- **TASK**: Transcribe the listing in full, excluding any pictures.
## begin EXTRACTED ENTRIES
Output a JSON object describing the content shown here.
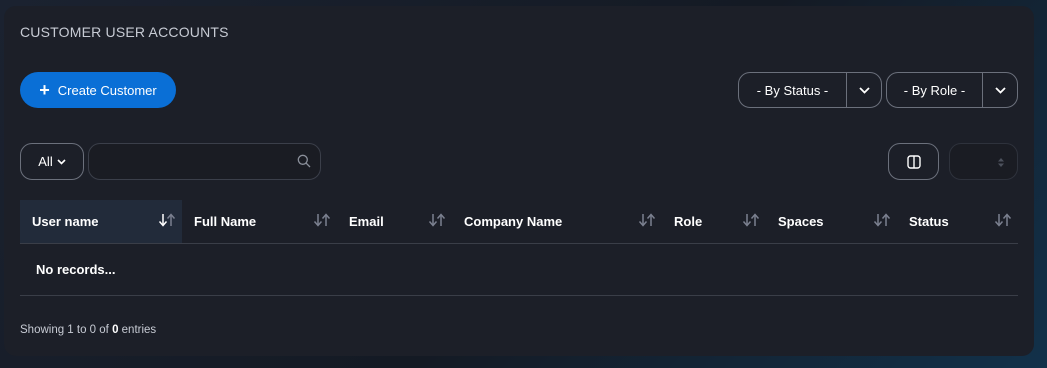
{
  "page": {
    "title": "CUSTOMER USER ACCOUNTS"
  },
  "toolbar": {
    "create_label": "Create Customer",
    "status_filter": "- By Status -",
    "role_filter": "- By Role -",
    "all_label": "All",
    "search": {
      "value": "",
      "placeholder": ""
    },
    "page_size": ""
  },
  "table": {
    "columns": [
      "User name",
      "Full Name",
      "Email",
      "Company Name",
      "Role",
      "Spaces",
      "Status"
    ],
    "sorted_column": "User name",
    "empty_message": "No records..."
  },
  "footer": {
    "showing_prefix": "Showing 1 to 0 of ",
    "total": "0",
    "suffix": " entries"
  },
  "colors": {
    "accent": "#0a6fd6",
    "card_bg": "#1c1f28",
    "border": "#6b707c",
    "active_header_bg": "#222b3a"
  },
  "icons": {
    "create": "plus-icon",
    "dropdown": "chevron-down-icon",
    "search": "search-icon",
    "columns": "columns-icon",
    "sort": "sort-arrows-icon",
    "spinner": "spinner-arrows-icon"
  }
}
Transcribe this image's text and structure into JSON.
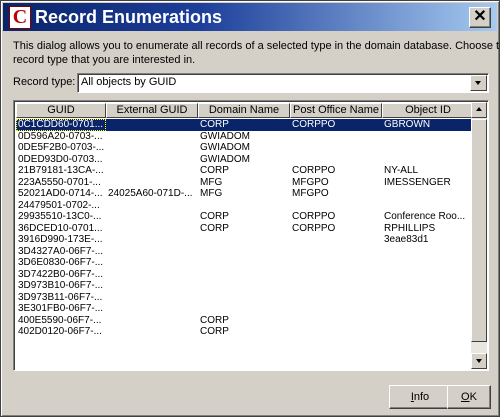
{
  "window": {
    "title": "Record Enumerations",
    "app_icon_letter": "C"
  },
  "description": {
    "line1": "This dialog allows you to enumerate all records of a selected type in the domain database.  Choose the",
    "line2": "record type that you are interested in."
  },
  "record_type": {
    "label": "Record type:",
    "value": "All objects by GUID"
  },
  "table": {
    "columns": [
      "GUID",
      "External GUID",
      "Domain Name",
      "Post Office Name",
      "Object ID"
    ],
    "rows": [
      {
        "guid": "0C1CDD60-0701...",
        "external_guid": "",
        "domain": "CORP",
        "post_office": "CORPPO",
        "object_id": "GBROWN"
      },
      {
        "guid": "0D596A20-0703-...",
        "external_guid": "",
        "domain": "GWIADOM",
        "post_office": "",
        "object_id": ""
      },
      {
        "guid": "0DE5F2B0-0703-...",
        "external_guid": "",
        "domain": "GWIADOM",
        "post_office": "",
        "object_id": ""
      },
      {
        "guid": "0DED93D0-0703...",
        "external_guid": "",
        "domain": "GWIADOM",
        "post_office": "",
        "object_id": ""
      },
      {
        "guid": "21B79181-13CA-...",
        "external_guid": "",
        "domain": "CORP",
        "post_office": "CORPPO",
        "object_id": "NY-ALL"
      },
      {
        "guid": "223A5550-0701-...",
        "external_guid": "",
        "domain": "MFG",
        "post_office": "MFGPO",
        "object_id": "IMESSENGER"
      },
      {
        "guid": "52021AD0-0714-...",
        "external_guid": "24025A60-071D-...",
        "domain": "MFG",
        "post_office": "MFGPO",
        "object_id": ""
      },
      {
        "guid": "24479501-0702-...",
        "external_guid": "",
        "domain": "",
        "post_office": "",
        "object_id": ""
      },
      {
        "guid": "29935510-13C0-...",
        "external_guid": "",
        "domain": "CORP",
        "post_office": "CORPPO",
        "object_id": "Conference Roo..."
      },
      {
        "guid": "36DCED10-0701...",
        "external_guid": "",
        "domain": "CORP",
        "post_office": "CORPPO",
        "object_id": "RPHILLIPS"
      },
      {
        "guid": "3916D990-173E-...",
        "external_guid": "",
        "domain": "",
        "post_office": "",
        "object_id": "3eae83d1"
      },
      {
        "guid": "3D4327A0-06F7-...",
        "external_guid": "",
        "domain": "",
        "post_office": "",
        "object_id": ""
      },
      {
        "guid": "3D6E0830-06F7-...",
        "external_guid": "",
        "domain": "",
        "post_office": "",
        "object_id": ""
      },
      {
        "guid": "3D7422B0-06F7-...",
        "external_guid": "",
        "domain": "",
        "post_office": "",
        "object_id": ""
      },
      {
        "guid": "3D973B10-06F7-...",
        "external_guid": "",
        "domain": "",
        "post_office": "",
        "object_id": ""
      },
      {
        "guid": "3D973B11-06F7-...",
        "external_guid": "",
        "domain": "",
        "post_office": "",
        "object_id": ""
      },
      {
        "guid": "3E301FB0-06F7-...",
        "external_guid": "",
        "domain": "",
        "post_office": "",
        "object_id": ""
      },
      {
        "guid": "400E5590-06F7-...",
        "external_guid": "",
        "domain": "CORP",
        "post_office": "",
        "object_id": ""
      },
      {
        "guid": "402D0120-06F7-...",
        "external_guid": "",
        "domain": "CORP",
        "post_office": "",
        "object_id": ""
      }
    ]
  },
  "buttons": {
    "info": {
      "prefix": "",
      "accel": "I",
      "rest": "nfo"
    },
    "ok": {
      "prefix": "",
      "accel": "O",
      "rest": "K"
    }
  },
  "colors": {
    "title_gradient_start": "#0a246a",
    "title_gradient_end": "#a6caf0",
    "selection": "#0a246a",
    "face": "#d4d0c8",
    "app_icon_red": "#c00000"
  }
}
## end EXTRACTED ENTRIES
- **FINAL ANSWER**:
Output a JSON object describing the content shown here.
{
  "page": {
    "title": "CUSTOMER USER ACCOUNTS"
  },
  "toolbar": {
    "create_label": "Create Customer",
    "status_filter": "- By Status -",
    "role_filter": "- By Role -",
    "all_label": "All",
    "search": {
      "value": "",
      "placeholder": ""
    },
    "page_size": ""
  },
  "table": {
    "columns": [
      "User name",
      "Full Name",
      "Email",
      "Company Name",
      "Role",
      "Spaces",
      "Status"
    ],
    "sorted_column": "User name",
    "empty_message": "No records..."
  },
  "footer": {
    "showing_prefix": "Showing 1 to 0 of ",
    "total": "0",
    "suffix": " entries"
  },
  "colors": {
    "accent": "#0a6fd6",
    "card_bg": "#1c1f28",
    "border": "#6b707c",
    "active_header_bg": "#222b3a"
  },
  "icons": {
    "create": "plus-icon",
    "dropdown": "chevron-down-icon",
    "search": "search-icon",
    "columns": "columns-icon",
    "sort": "sort-arrows-icon",
    "spinner": "spinner-arrows-icon"
  }
}
Transcribe this image's text and structure into JSON.
{
  "window": {
    "title": "Record Enumerations",
    "app_icon_letter": "C"
  },
  "description": {
    "line1": "This dialog allows you to enumerate all records of a selected type in the domain database.  Choose the",
    "line2": "record type that you are interested in."
  },
  "record_type": {
    "label": "Record type:",
    "value": "All objects by GUID"
  },
  "table": {
    "columns": [
      "GUID",
      "External GUID",
      "Domain Name",
      "Post Office Name",
      "Object ID"
    ],
    "rows": [
      {
        "guid": "0C1CDD60-0701...",
        "external_guid": "",
        "domain": "CORP",
        "post_office": "CORPPO",
        "object_id": "GBROWN"
      },
      {
        "guid": "0D596A20-0703-...",
        "external_guid": "",
        "domain": "GWIADOM",
        "post_office": "",
        "object_id": ""
      },
      {
        "guid": "0DE5F2B0-0703-...",
        "external_guid": "",
        "domain": "GWIADOM",
        "post_office": "",
        "object_id": ""
      },
      {
        "guid": "0DED93D0-0703...",
        "external_guid": "",
        "domain": "GWIADOM",
        "post_office": "",
        "object_id": ""
      },
      {
        "guid": "21B79181-13CA-...",
        "external_guid": "",
        "domain": "CORP",
        "post_office": "CORPPO",
        "object_id": "NY-ALL"
      },
      {
        "guid": "223A5550-0701-...",
        "external_guid": "",
        "domain": "MFG",
        "post_office": "MFGPO",
        "object_id": "IMESSENGER"
      },
      {
        "guid": "52021AD0-0714-...",
        "external_guid": "24025A60-071D-...",
        "domain": "MFG",
        "post_office": "MFGPO",
        "object_id": ""
      },
      {
        "guid": "24479501-0702-...",
        "external_guid": "",
        "domain": "",
        "post_office": "",
        "object_id": ""
      },
      {
        "guid": "29935510-13C0-...",
        "external_guid": "",
        "domain": "CORP",
        "post_office": "CORPPO",
        "object_id": "Conference Roo..."
      },
      {
        "guid": "36DCED10-0701...",
        "external_guid": "",
        "domain": "CORP",
        "post_office": "CORPPO",
        "object_id": "RPHILLIPS"
      },
      {
        "guid": "3916D990-173E-...",
        "external_guid": "",
        "domain": "",
        "post_office": "",
        "object_id": "3eae83d1"
      },
      {
        "guid": "3D4327A0-06F7-...",
        "external_guid": "",
        "domain": "",
        "post_office": "",
        "object_id": ""
      },
      {
        "guid": "3D6E0830-06F7-...",
        "external_guid": "",
        "domain": "",
        "post_office": "",
        "object_id": ""
      },
      {
        "guid": "3D7422B0-06F7-...",
        "external_guid": "",
        "domain": "",
        "post_office": "",
        "object_id": ""
      },
      {
        "guid": "3D973B10-06F7-...",
        "external_guid": "",
        "domain": "",
        "post_office": "",
        "object_id": ""
      },
      {
        "guid": "3D973B11-06F7-...",
        "external_guid": "",
        "domain": "",
        "post_office": "",
        "object_id": ""
      },
      {
        "guid": "3E301FB0-06F7-...",
        "external_guid": "",
        "domain": "",
        "post_office": "",
        "object_id": ""
      },
      {
        "guid": "400E5590-06F7-...",
        "external_guid": "",
        "domain": "CORP",
        "post_office": "",
        "object_id": ""
      },
      {
        "guid": "402D0120-06F7-...",
        "external_guid": "",
        "domain": "CORP",
        "post_office": "",
        "object_id": ""
      }
    ]
  },
  "buttons": {
    "info": {
      "prefix": "",
      "accel": "I",
      "rest": "nfo"
    },
    "ok": {
      "prefix": "",
      "accel": "O",
      "rest": "K"
    }
  },
  "colors": {
    "title_gradient_start": "#0a246a",
    "title_gradient_end": "#a6caf0",
    "selection": "#0a246a",
    "face": "#d4d0c8",
    "app_icon_red": "#c00000"
  }
}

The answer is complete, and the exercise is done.